* BEGIN Recorded information *
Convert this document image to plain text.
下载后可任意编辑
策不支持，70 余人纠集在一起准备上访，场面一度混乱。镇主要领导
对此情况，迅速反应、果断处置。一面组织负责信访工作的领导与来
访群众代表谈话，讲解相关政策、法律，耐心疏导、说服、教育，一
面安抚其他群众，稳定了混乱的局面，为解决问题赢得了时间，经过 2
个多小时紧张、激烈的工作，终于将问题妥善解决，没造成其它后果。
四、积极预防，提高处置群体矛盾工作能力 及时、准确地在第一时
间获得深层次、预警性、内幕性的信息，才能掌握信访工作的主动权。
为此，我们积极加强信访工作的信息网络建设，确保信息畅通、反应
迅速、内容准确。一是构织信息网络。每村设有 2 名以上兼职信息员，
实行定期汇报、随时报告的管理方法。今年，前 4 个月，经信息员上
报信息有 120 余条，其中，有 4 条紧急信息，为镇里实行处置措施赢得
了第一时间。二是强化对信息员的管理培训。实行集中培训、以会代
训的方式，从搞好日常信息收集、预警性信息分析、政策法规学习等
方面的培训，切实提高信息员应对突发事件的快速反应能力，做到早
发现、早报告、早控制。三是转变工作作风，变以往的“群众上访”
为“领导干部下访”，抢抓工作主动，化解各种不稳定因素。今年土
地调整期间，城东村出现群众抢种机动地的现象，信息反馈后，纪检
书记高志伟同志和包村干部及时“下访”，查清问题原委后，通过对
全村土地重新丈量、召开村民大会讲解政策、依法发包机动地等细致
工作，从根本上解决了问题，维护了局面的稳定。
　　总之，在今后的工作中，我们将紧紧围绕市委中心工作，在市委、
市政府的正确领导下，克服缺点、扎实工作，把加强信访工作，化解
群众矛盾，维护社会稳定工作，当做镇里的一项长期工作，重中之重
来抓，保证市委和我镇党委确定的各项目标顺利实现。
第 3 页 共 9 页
* END Recorded information *
Every entry in the listing must be retyped exactly.

**Full answer:**
Convert this document image to plain text.
下载后可任意编辑
策不支持，70 余人纠集在一起准备上访，场面一度混乱。镇主要领导
对此情况，迅速反应、果断处置。一面组织负责信访工作的领导与来
访群众代表谈话，讲解相关政策、法律，耐心疏导、说服、教育，一
面安抚其他群众，稳定了混乱的局面，为解决问题赢得了时间，经过 2
个多小时紧张、激烈的工作，终于将问题妥善解决，没造成其它后果。
四、积极预防，提高处置群体矛盾工作能力 及时、准确地在第一时
间获得深层次、预警性、内幕性的信息，才能掌握信访工作的主动权。
为此，我们积极加强信访工作的信息网络建设，确保信息畅通、反应
迅速、内容准确。一是构织信息网络。每村设有 2 名以上兼职信息员，
实行定期汇报、随时报告的管理方法。今年，前 4 个月，经信息员上
报信息有 120 余条，其中，有 4 条紧急信息，为镇里实行处置措施赢得
了第一时间。二是强化对信息员的管理培训。实行集中培训、以会代
训的方式，从搞好日常信息收集、预警性信息分析、政策法规学习等
方面的培训，切实提高信息员应对突发事件的快速反应能力，做到早
发现、早报告、早控制。三是转变工作作风，变以往的“群众上访”
为“领导干部下访”，抢抓工作主动，化解各种不稳定因素。今年土
地调整期间，城东村出现群众抢种机动地的现象，信息反馈后，纪检
书记高志伟同志和包村干部及时“下访”，查清问题原委后，通过对
全村土地重新丈量、召开村民大会讲解政策、依法发包机动地等细致
工作，从根本上解决了问题，维护了局面的稳定。
　　总之，在今后的工作中，我们将紧紧围绕市委中心工作，在市委、
市政府的正确领导下，克服缺点、扎实工作，把加强信访工作，化解
群众矛盾，维护社会稳定工作，当做镇里的一项长期工作，重中之重
来抓，保证市委和我镇党委确定的各项目标顺利实现。
第 3 页 共 9 页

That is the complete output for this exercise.